# Directive
Retype all the entries word for word, but omit the pictures.

# Records that describe figures

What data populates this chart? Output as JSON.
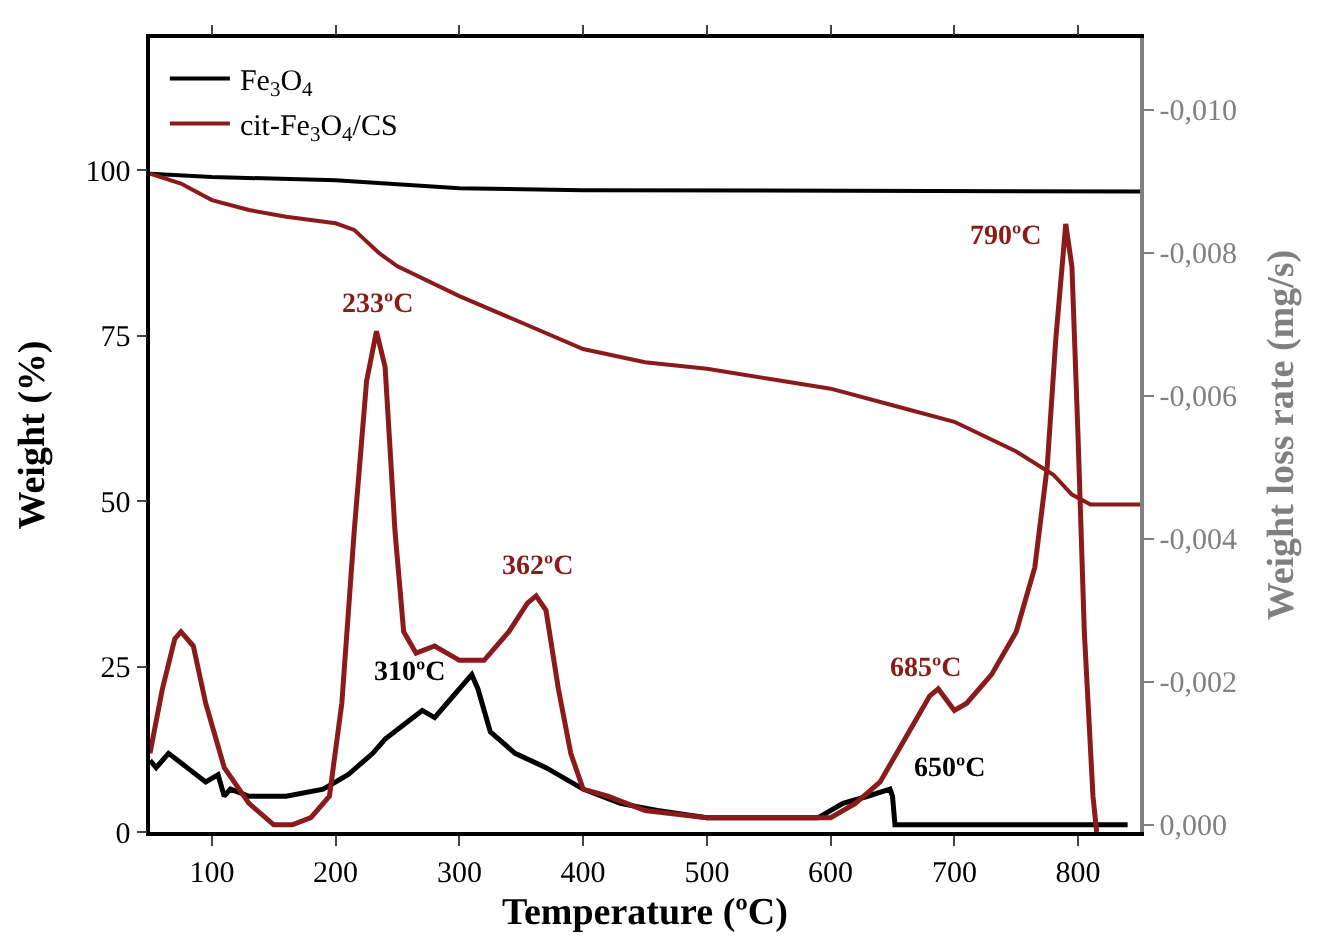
{
  "chart_data": {
    "type": "line",
    "xlabel": "Temperature (ºC)",
    "ylabel": "Weight (%)",
    "y2label": "Weight loss rate (mg/s)",
    "xlim": [
      50,
      850
    ],
    "xticks": [
      100,
      200,
      300,
      400,
      500,
      600,
      700,
      800
    ],
    "ylim": [
      0,
      120
    ],
    "yticks": [
      0,
      25,
      50,
      75,
      100
    ],
    "y2lim": [
      0.0001,
      -0.011
    ],
    "y2ticks": [
      {
        "value": 0,
        "label": "0,000"
      },
      {
        "value": -0.002,
        "label": "-0,002"
      },
      {
        "value": -0.004,
        "label": "-0,004"
      },
      {
        "value": -0.006,
        "label": "-0,006"
      },
      {
        "value": -0.008,
        "label": "-0,008"
      },
      {
        "value": -0.01,
        "label": "-0,010"
      }
    ],
    "legend": "top left",
    "series": [
      {
        "name": "Fe$_{3}$O$_{4}$",
        "color": "#000000",
        "x": [
          50,
          100,
          200,
          300,
          400,
          850
        ],
        "values": [
          99.5,
          99,
          98.5,
          97.3,
          97,
          96.8
        ]
      },
      {
        "name": "cit-Fe$_{3}$O$_{4}$/CS",
        "color": "#8b1a1a",
        "x": [
          50,
          75,
          100,
          130,
          160,
          200,
          215,
          235,
          250,
          300,
          350,
          400,
          450,
          500,
          550,
          600,
          650,
          700,
          750,
          780,
          795,
          810,
          850
        ],
        "values": [
          99.5,
          98,
          95.5,
          94,
          93,
          92,
          91,
          87.5,
          85.5,
          81,
          77,
          73,
          71,
          70,
          68.5,
          67,
          64.5,
          62,
          57.5,
          54,
          51,
          49.5,
          49.5
        ]
      },
      {
        "axis": "y2",
        "color": "#000000",
        "x": [
          50,
          55,
          65,
          80,
          95,
          105,
          110,
          115,
          130,
          160,
          190,
          210,
          230,
          240,
          255,
          270,
          280,
          290,
          300,
          310,
          315,
          325,
          345,
          370,
          400,
          430,
          460,
          500,
          550,
          590,
          610,
          630,
          648,
          650,
          652,
          670,
          700,
          745,
          790,
          840
        ],
        "values": [
          -0.0009,
          -0.0008,
          -0.001,
          -0.0008,
          -0.0006,
          -0.0007,
          -0.0004,
          -0.0005,
          -0.0004,
          -0.0004,
          -0.0005,
          -0.0007,
          -0.001,
          -0.0012,
          -0.0014,
          -0.0016,
          -0.0015,
          -0.0017,
          -0.0019,
          -0.0021,
          -0.0019,
          -0.0013,
          -0.001,
          -0.0008,
          -0.0005,
          -0.0003,
          -0.0002,
          -0.0001,
          -0.0001,
          -0.0001,
          -0.0003,
          -0.0004,
          -0.0005,
          -0.0004,
          0.0,
          0.0,
          0.0,
          0.0,
          0.0,
          0.0
        ]
      },
      {
        "axis": "y2",
        "color": "#8b1a1a",
        "x": [
          50,
          60,
          70,
          75,
          85,
          95,
          110,
          130,
          150,
          165,
          180,
          195,
          205,
          215,
          225,
          233,
          240,
          248,
          255,
          265,
          280,
          300,
          320,
          340,
          355,
          362,
          370,
          380,
          390,
          400,
          420,
          450,
          500,
          550,
          600,
          620,
          640,
          660,
          680,
          687,
          700,
          710,
          730,
          750,
          765,
          775,
          782,
          788,
          790,
          795,
          800,
          805,
          812,
          815
        ],
        "values": [
          -0.001,
          -0.0019,
          -0.0026,
          -0.0027,
          -0.0025,
          -0.0017,
          -0.0008,
          -0.0003,
          0.0,
          0.0,
          -0.0001,
          -0.0004,
          -0.0017,
          -0.0041,
          -0.0062,
          -0.0069,
          -0.0064,
          -0.0041,
          -0.0027,
          -0.0024,
          -0.0025,
          -0.0023,
          -0.0023,
          -0.0027,
          -0.0031,
          -0.0032,
          -0.003,
          -0.0019,
          -0.001,
          -0.0005,
          -0.0004,
          -0.0002,
          -0.0001,
          -0.0001,
          -0.0001,
          -0.0003,
          -0.0006,
          -0.0012,
          -0.0018,
          -0.0019,
          -0.0016,
          -0.0017,
          -0.0021,
          -0.0027,
          -0.0036,
          -0.005,
          -0.0068,
          -0.008,
          -0.0084,
          -0.0078,
          -0.0054,
          -0.0027,
          -0.0004,
          0.0001
        ]
      }
    ],
    "annotations": [
      "233ºC",
      "310ºC",
      "362ºC",
      "650ºC",
      "685ºC",
      "790ºC"
    ]
  }
}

# Full response
What data populates this chart? Output as JSON.
{
  "chart_data": {
    "type": "line",
    "xlabel": "Temperature (ºC)",
    "ylabel": "Weight (%)",
    "y2label": "Weight loss rate (mg/s)",
    "xlim": [
      50,
      850
    ],
    "xticks": [
      100,
      200,
      300,
      400,
      500,
      600,
      700,
      800
    ],
    "ylim": [
      0,
      120
    ],
    "yticks": [
      0,
      25,
      50,
      75,
      100
    ],
    "y2lim": [
      0.0001,
      -0.011
    ],
    "y2ticks": [
      {
        "value": 0,
        "label": "0,000"
      },
      {
        "value": -0.002,
        "label": "-0,002"
      },
      {
        "value": -0.004,
        "label": "-0,004"
      },
      {
        "value": -0.006,
        "label": "-0,006"
      },
      {
        "value": -0.008,
        "label": "-0,008"
      },
      {
        "value": -0.01,
        "label": "-0,010"
      }
    ],
    "legend": "top left",
    "series": [
      {
        "name": "Fe$_{3}$O$_{4}$",
        "color": "#000000",
        "x": [
          50,
          100,
          200,
          300,
          400,
          850
        ],
        "values": [
          99.5,
          99,
          98.5,
          97.3,
          97,
          96.8
        ]
      },
      {
        "name": "cit-Fe$_{3}$O$_{4}$/CS",
        "color": "#8b1a1a",
        "x": [
          50,
          75,
          100,
          130,
          160,
          200,
          215,
          235,
          250,
          300,
          350,
          400,
          450,
          500,
          550,
          600,
          650,
          700,
          750,
          780,
          795,
          810,
          850
        ],
        "values": [
          99.5,
          98,
          95.5,
          94,
          93,
          92,
          91,
          87.5,
          85.5,
          81,
          77,
          73,
          71,
          70,
          68.5,
          67,
          64.5,
          62,
          57.5,
          54,
          51,
          49.5,
          49.5
        ]
      },
      {
        "axis": "y2",
        "color": "#000000",
        "x": [
          50,
          55,
          65,
          80,
          95,
          105,
          110,
          115,
          130,
          160,
          190,
          210,
          230,
          240,
          255,
          270,
          280,
          290,
          300,
          310,
          315,
          325,
          345,
          370,
          400,
          430,
          460,
          500,
          550,
          590,
          610,
          630,
          648,
          650,
          652,
          670,
          700,
          745,
          790,
          840
        ],
        "values": [
          -0.0009,
          -0.0008,
          -0.001,
          -0.0008,
          -0.0006,
          -0.0007,
          -0.0004,
          -0.0005,
          -0.0004,
          -0.0004,
          -0.0005,
          -0.0007,
          -0.001,
          -0.0012,
          -0.0014,
          -0.0016,
          -0.0015,
          -0.0017,
          -0.0019,
          -0.0021,
          -0.0019,
          -0.0013,
          -0.001,
          -0.0008,
          -0.0005,
          -0.0003,
          -0.0002,
          -0.0001,
          -0.0001,
          -0.0001,
          -0.0003,
          -0.0004,
          -0.0005,
          -0.0004,
          0.0,
          0.0,
          0.0,
          0.0,
          0.0,
          0.0
        ]
      },
      {
        "axis": "y2",
        "color": "#8b1a1a",
        "x": [
          50,
          60,
          70,
          75,
          85,
          95,
          110,
          130,
          150,
          165,
          180,
          195,
          205,
          215,
          225,
          233,
          240,
          248,
          255,
          265,
          280,
          300,
          320,
          340,
          355,
          362,
          370,
          380,
          390,
          400,
          420,
          450,
          500,
          550,
          600,
          620,
          640,
          660,
          680,
          687,
          700,
          710,
          730,
          750,
          765,
          775,
          782,
          788,
          790,
          795,
          800,
          805,
          812,
          815
        ],
        "values": [
          -0.001,
          -0.0019,
          -0.0026,
          -0.0027,
          -0.0025,
          -0.0017,
          -0.0008,
          -0.0003,
          0.0,
          0.0,
          -0.0001,
          -0.0004,
          -0.0017,
          -0.0041,
          -0.0062,
          -0.0069,
          -0.0064,
          -0.0041,
          -0.0027,
          -0.0024,
          -0.0025,
          -0.0023,
          -0.0023,
          -0.0027,
          -0.0031,
          -0.0032,
          -0.003,
          -0.0019,
          -0.001,
          -0.0005,
          -0.0004,
          -0.0002,
          -0.0001,
          -0.0001,
          -0.0001,
          -0.0003,
          -0.0006,
          -0.0012,
          -0.0018,
          -0.0019,
          -0.0016,
          -0.0017,
          -0.0021,
          -0.0027,
          -0.0036,
          -0.005,
          -0.0068,
          -0.008,
          -0.0084,
          -0.0078,
          -0.0054,
          -0.0027,
          -0.0004,
          0.0001
        ]
      }
    ],
    "annotations": [
      "233ºC",
      "310ºC",
      "362ºC",
      "650ºC",
      "685ºC",
      "790ºC"
    ]
  }
}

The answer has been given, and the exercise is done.